━━━ Data lines ━━━
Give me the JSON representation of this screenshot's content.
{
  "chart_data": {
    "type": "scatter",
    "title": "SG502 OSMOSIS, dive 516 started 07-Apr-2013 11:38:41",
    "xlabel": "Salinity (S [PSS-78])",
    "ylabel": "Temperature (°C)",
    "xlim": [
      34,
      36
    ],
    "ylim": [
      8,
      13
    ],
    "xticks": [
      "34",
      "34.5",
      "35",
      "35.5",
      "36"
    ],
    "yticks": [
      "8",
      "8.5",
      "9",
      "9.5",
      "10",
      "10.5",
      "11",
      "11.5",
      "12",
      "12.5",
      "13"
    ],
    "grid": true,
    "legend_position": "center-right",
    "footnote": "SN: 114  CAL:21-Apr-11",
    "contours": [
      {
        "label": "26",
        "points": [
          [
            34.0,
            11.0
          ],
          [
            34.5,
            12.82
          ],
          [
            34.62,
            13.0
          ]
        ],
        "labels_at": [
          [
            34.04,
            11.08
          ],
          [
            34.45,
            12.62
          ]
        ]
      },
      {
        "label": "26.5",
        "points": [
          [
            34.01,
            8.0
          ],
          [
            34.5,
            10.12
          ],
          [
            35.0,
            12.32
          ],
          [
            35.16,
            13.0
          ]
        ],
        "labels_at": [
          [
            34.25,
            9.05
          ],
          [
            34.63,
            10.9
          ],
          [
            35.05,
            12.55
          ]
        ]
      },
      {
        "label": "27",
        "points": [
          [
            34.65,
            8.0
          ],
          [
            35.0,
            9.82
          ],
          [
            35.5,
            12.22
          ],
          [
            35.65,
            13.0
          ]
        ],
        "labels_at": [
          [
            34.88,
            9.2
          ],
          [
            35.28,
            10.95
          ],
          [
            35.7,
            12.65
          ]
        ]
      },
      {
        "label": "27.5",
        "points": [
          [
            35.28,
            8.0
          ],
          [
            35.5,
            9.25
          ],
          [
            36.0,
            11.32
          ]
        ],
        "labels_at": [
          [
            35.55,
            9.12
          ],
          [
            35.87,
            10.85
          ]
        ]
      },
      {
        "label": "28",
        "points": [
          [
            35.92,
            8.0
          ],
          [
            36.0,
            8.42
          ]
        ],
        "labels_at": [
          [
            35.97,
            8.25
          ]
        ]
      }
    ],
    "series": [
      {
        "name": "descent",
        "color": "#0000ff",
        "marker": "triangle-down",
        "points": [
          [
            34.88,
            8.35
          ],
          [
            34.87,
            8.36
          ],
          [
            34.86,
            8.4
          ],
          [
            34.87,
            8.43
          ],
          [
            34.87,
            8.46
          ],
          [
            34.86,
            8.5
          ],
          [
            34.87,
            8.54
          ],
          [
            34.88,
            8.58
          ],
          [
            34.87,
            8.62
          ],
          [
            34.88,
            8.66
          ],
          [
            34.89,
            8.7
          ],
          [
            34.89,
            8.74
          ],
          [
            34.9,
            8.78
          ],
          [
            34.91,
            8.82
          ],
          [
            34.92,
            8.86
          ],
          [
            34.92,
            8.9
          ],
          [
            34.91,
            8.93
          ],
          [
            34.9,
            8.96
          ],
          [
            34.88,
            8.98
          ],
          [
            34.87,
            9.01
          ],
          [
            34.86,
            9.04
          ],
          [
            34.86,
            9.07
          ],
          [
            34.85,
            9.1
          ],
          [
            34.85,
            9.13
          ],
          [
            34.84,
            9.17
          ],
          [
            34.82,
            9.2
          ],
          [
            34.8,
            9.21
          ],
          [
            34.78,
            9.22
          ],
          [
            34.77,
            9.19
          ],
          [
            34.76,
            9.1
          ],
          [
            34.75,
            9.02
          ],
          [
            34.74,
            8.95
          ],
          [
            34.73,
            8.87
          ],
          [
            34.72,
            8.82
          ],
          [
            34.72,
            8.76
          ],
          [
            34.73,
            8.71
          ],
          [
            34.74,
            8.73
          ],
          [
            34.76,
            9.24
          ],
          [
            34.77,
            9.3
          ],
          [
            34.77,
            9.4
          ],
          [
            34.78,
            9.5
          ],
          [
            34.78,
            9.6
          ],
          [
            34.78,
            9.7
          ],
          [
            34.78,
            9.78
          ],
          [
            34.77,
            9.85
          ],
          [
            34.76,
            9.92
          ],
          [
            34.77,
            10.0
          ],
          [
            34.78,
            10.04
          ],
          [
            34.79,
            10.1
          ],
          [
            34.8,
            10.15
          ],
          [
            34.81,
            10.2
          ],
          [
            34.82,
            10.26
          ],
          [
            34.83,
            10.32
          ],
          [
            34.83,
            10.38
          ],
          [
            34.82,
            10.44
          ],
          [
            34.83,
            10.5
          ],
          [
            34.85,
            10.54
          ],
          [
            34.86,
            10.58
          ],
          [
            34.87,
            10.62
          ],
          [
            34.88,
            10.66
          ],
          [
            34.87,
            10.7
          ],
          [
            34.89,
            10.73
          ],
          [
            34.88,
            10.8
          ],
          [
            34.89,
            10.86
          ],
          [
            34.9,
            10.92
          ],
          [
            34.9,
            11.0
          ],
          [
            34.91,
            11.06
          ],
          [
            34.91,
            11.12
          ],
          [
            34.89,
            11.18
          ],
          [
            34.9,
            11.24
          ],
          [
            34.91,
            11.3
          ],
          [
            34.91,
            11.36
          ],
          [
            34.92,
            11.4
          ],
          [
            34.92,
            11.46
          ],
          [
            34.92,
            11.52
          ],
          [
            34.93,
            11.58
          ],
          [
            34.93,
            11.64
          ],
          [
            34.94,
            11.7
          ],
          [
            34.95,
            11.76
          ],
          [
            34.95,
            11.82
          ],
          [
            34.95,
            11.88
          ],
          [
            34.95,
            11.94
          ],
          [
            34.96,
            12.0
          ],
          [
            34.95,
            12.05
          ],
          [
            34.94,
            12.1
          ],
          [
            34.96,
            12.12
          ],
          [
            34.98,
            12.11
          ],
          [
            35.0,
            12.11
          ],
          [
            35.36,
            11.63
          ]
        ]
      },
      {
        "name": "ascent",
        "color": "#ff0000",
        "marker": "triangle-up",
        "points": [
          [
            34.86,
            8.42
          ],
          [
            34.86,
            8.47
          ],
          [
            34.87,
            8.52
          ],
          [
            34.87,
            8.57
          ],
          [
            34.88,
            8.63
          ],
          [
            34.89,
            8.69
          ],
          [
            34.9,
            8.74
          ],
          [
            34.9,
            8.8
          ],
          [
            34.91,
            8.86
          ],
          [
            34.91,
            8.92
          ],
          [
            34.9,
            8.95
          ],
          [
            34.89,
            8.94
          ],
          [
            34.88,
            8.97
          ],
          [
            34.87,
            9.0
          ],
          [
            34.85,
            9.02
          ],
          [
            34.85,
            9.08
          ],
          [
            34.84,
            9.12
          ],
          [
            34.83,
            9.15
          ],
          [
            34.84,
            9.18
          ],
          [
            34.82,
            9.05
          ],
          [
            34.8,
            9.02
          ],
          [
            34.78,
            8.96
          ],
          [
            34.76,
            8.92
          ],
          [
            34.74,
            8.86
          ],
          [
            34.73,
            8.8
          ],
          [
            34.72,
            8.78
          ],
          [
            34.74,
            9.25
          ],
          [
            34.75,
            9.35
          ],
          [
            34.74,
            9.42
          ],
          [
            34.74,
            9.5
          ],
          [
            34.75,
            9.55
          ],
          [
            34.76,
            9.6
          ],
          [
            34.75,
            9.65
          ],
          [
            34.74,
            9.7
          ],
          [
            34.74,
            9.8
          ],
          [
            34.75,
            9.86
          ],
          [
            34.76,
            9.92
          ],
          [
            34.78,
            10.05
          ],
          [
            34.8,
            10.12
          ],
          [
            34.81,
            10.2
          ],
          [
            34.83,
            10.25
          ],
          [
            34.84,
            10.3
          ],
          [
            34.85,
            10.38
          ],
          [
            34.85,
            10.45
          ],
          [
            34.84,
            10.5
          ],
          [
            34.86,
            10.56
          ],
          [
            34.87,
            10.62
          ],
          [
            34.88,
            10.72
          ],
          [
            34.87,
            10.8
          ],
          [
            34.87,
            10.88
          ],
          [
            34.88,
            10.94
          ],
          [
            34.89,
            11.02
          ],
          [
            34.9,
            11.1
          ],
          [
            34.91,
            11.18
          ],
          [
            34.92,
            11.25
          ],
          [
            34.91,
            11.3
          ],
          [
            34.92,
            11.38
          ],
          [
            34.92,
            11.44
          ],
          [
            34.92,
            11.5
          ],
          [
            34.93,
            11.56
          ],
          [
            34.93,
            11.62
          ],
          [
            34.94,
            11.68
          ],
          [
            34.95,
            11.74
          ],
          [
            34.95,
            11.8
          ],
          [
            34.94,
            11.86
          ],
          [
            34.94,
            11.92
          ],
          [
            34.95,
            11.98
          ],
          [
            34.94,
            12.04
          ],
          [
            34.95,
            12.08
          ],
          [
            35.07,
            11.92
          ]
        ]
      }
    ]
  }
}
━━━
The problem
Copy all lines of the listing above that contain the string "triangle".

In response
        "marker": "triangle-down",
        "marker": "triangle-up",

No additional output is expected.